■ Source
-.-.-
Yes. They are equaly metadata. Which by does not mean they are best
treated the same. There may be many ways of treating metadata and
different ways are appropriate for different metadata.

> You just don't make sense. Is the "description" attribute metadata? Let's 
> say you have a picture that is displaying a particular shade of red, and 
> has the attribute "description: the color of my car". You use this picture

Then the comment (most graphical formats provide room for one) is the
most appropriate place for that -- and that is within the actual file.

> to find the correct shade when shopping for car paint. If you lose the
> description attribute the picture is meaningless. The description is an
> essential part of the picture and can't be deduced from it. Does this make
> the attribute not metadata? Or how is this different from the encoding of a
> text file? (And please don't say something stupid like "it's different 
> because the color of characters are irrelevant".)

It makes the attribute a metadata. But a metadata of the contents, as
opposed to metadata of the filesystem object.

While the metadata of the filesystem object are best stored in the
inode, perhaps as extended attributes, the content metadata are much
better stored in the file itself, of course if the file format has room
for them. If it does not, extended attributes are surely better than
nothing. But they are not good.
-.-.-
■ Given records

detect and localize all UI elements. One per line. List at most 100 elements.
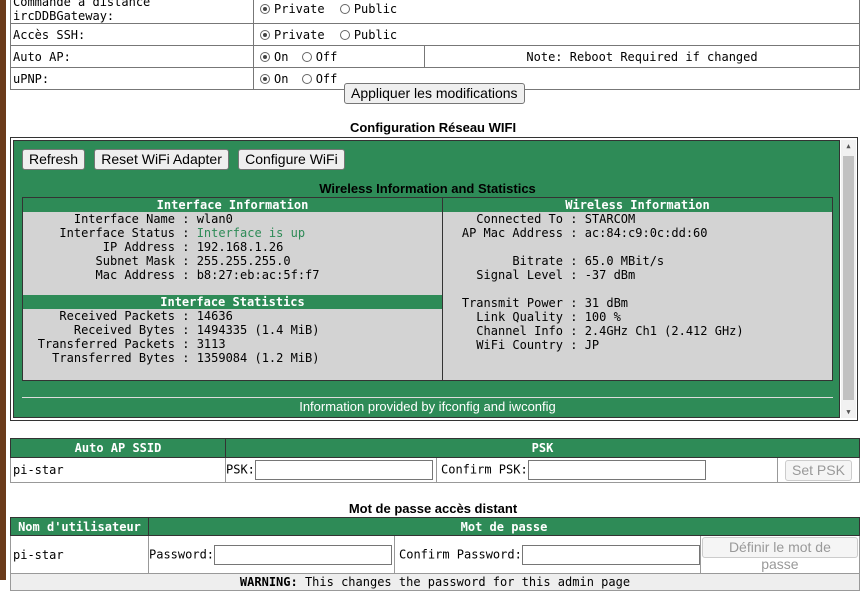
-.-.-
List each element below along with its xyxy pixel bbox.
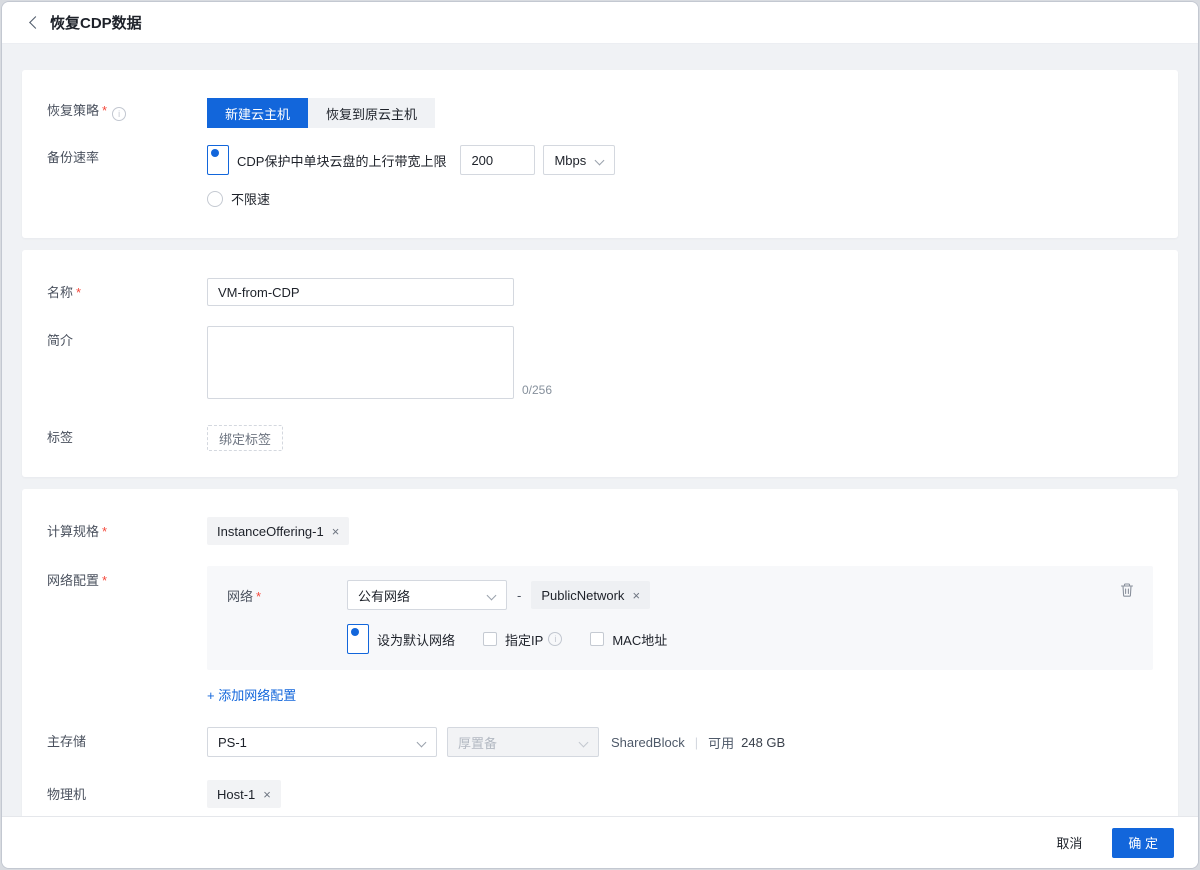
-.-.-
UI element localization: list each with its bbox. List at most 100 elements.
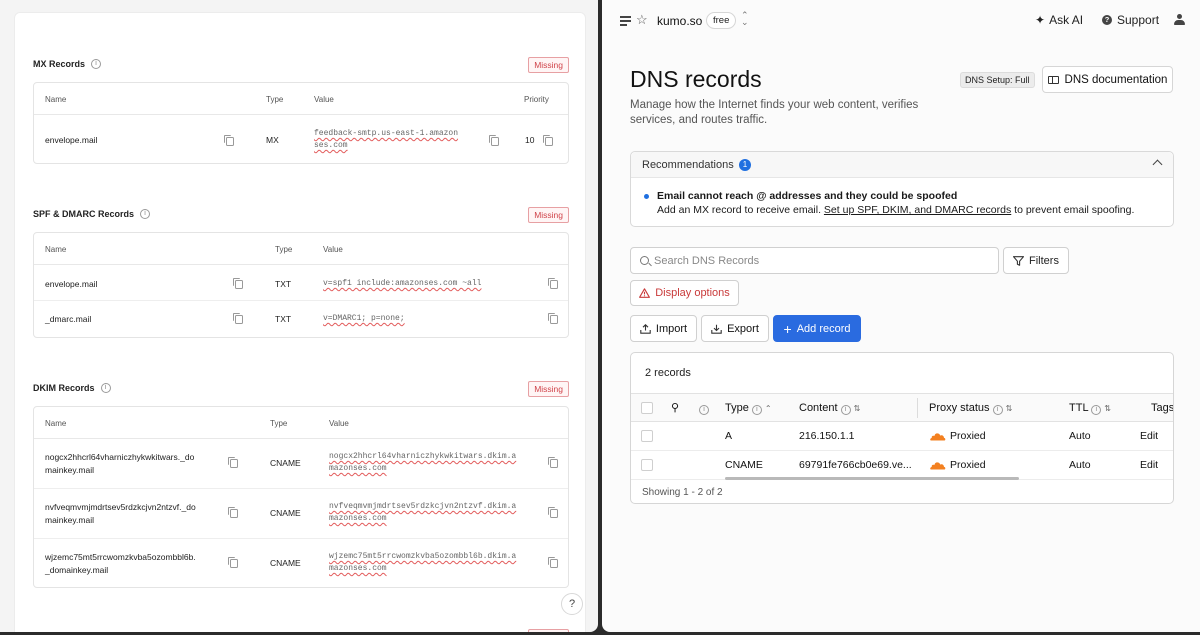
-.-.-
■ Short problem
Continue the post on storing content metadata versus filesystem metadata, picking up after its last sentence.

■ Expected answer
> Also, the encoding can *not* be deduced from the file's contents. I have 
> already told why this is. E.g. if a file is in ISO-8859-2 there is no way 
> that the editor could know that it's not ISO-8859-1 or ISO-8859-4 or 
> ISO-8859-5 or ISO-8859-8 or ISO-8859-9 or ISO-8859-10 or ISO-8859-13 or 
> ISO-8859-14 or ISO-8859-15 or some other of the 30+ encodings for which the 
> given byte sequence is valid.

It definitely CAN -- if it's format supports it. If you say, that a file
staring with comment containing:
# encoding: iso-8859-15
is in said encoding (eg. python sources have this rule), than the
encoding is deduced from the file contents. Just there is no standard
for this. There is no standard for extended attributes there either.

> > After all, that's what the byte-order-mark is for.  In most editors, the 
> > sequence 0xfe 0xff indicates utf-16be, 0xff 0xfe indicates utf-16le and
> > 0xef 0xbb 0xbf indicates utf-8 encoding.
> No, the BOM is for specifying endianess of the encoding. (All unicode 
> formats support a BOM, it's just that it's not needed for single byte based 
> ones, such as UTF-8. That said, I fully support using BOMs also in UTF-8 
> files to more often detect badly behaving programs.) If you don't know 
> which encoding (or group of encodings) a file is in then you can't possibly 
> know how to interpret the first bytes of the file. There is no way of 
> knowing if a file beginning with the bytes 0xFE and 0xFF is a big-endian 
> UTF-16 file or an ISO-8859-1 file starting with "thorn yuml" or something 
> completely different in some other encoding.

No, you really don't know that. You don't even know that is a text file.

Actualy arch could support external attributes on contents, because the
contents is tagged with the id tag. Perhaps when the file-as-directory
interface is finalized. (There is currently a flamewar on
linux-filesystem about reiser4 concerning, among other things, this
extended attributes topic).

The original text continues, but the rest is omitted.